[Data entries]
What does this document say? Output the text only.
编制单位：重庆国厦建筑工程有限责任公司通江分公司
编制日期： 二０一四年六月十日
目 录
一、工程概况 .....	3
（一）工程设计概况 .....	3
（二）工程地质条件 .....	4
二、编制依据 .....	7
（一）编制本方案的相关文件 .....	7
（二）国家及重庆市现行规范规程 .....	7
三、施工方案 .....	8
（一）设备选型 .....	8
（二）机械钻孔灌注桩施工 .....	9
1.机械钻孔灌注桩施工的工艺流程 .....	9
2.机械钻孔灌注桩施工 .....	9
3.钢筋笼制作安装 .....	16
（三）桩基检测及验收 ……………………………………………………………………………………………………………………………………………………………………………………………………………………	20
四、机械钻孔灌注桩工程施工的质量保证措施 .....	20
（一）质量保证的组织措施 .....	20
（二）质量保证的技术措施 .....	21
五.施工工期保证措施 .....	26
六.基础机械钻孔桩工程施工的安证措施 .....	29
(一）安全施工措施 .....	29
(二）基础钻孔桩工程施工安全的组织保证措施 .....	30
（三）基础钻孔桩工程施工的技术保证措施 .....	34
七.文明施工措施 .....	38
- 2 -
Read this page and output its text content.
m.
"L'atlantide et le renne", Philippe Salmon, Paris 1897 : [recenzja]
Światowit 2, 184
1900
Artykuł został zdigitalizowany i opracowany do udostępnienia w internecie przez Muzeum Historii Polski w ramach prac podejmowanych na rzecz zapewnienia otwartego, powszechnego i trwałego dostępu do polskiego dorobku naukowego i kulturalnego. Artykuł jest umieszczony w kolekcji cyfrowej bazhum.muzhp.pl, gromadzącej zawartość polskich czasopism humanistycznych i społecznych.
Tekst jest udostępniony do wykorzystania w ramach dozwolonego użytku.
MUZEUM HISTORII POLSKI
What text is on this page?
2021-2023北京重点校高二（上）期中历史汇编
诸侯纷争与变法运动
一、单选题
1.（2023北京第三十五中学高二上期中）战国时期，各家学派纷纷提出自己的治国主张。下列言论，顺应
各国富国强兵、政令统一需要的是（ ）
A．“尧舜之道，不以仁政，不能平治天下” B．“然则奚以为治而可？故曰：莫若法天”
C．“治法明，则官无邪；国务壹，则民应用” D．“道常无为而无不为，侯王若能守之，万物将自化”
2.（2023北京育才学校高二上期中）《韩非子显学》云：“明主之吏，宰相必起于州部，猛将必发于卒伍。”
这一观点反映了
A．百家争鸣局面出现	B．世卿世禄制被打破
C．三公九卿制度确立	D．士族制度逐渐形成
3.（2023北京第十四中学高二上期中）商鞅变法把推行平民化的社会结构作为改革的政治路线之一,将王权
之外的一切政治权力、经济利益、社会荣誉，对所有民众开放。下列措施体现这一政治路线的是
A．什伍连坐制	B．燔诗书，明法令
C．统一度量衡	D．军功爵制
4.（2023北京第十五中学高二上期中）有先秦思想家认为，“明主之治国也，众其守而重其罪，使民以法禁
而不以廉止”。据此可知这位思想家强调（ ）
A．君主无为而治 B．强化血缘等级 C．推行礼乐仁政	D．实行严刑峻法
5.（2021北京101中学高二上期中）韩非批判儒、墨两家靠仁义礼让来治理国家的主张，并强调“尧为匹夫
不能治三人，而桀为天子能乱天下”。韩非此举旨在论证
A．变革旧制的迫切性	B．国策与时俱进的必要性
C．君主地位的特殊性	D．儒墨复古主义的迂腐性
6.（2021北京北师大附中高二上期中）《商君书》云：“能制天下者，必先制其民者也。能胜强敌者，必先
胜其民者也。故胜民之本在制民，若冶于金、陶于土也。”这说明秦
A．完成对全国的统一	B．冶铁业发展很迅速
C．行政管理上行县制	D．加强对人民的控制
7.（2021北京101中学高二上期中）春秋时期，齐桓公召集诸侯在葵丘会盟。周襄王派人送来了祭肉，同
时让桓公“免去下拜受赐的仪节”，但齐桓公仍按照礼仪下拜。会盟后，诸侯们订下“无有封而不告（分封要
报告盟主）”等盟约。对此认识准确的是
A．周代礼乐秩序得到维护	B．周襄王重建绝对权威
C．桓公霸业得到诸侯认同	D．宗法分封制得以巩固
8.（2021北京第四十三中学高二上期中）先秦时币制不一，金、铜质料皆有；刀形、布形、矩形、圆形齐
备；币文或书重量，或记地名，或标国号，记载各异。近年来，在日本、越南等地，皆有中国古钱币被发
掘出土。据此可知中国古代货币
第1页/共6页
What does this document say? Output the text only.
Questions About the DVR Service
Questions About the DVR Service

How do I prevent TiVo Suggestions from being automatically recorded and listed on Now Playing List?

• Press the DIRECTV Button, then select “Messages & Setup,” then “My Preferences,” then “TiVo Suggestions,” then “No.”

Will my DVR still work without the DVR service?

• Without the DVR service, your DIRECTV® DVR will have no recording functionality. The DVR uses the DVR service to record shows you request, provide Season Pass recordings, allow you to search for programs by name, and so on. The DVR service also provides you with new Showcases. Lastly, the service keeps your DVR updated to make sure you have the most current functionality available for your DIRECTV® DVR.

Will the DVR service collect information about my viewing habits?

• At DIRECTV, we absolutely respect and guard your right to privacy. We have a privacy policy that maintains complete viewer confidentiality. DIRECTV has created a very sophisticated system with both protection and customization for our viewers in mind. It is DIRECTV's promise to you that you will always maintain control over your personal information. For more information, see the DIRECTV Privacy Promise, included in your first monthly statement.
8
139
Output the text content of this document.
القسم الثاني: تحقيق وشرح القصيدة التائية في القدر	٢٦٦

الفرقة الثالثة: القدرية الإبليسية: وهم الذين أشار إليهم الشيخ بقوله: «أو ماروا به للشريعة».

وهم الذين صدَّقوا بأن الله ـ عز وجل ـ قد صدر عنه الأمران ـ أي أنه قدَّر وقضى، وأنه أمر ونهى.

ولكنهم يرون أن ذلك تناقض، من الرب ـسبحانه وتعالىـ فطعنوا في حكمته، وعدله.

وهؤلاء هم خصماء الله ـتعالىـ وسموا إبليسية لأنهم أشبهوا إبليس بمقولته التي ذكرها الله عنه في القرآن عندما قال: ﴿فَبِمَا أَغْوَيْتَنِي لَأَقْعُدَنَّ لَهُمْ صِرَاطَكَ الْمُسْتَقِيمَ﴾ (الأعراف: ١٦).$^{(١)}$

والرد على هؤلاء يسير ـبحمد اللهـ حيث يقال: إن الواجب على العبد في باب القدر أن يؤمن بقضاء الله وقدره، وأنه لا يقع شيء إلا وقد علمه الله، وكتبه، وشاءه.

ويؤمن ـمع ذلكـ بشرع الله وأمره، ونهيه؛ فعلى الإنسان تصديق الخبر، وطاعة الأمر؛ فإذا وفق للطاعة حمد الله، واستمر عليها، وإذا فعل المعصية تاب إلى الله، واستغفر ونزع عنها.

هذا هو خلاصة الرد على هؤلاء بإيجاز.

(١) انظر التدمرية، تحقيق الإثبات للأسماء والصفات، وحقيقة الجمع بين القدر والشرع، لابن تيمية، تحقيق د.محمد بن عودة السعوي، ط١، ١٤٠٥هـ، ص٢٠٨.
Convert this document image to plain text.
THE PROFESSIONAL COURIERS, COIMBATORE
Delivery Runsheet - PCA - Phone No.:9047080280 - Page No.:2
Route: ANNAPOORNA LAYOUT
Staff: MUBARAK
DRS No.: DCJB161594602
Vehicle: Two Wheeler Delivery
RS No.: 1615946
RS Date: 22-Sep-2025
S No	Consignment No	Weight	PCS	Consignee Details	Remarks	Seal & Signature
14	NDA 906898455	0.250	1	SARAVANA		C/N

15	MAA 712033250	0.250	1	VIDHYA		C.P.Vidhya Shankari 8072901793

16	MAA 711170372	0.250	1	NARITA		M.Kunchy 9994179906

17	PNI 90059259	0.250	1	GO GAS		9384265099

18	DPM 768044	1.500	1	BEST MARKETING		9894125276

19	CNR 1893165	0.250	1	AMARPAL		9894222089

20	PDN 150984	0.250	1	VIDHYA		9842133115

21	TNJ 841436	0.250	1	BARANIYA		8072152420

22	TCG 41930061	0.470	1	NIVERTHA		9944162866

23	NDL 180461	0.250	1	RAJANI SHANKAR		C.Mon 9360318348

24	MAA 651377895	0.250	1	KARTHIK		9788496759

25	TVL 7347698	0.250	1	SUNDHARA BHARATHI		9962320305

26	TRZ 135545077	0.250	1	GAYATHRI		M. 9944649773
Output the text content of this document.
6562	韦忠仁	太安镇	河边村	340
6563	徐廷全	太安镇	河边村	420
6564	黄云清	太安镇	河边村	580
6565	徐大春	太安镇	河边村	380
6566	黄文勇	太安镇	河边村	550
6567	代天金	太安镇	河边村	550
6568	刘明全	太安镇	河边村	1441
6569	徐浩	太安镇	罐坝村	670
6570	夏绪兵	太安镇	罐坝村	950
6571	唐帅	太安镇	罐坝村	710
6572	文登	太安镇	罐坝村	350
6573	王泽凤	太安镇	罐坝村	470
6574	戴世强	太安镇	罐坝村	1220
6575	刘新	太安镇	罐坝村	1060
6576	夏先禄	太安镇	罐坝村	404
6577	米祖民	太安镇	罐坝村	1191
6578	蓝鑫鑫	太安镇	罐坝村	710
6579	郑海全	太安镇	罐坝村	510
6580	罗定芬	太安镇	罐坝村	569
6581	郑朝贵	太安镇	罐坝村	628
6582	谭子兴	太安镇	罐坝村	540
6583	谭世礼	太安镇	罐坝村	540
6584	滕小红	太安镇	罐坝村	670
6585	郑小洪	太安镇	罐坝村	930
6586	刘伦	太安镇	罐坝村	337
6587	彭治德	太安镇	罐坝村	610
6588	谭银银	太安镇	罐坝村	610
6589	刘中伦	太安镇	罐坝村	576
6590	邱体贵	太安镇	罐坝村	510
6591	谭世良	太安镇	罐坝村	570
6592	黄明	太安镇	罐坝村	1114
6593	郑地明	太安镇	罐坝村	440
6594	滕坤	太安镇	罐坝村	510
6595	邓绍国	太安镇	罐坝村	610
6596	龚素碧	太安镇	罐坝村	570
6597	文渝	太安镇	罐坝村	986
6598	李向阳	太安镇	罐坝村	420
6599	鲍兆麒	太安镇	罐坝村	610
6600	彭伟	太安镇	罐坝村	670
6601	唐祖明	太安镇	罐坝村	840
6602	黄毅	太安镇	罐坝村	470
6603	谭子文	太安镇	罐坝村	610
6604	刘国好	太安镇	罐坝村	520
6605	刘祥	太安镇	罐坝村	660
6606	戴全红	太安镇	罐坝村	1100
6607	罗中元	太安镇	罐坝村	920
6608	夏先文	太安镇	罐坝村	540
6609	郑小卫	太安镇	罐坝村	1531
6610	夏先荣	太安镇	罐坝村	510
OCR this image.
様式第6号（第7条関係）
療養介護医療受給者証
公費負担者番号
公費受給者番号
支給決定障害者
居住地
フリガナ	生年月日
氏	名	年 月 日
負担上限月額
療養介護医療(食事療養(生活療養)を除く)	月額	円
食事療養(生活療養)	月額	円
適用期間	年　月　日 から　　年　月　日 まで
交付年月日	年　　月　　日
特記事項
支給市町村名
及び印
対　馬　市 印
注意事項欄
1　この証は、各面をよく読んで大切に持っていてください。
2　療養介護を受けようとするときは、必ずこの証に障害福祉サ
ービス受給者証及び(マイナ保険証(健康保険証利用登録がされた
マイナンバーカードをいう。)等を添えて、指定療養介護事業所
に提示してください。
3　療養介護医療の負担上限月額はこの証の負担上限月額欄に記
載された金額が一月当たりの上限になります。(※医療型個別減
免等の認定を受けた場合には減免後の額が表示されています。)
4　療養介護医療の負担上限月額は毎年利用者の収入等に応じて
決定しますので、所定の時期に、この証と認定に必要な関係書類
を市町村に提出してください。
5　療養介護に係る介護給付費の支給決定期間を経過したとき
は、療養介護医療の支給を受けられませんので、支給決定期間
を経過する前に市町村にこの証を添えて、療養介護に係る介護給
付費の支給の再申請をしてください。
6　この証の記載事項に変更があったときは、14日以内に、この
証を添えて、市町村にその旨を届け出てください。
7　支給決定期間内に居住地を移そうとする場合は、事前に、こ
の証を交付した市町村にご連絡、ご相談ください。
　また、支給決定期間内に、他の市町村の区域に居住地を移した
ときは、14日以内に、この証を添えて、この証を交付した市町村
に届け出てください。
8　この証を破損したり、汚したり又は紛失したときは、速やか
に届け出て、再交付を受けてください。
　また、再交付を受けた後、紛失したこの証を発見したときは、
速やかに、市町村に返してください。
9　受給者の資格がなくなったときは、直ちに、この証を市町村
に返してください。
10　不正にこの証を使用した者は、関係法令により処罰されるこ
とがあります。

> [WRITTEN PROBLEM]: Look through the listing above. Pick out each line with "text" and copy it.

> [ANSWER FOR THE TASK]:
What does this document say? Output the text only.
Read this page and output its text content.
What text is on this page?
What does this document say? Output the text only.
Output the text content of this document.
Convert this document image to plain text.
Output the text content of this document.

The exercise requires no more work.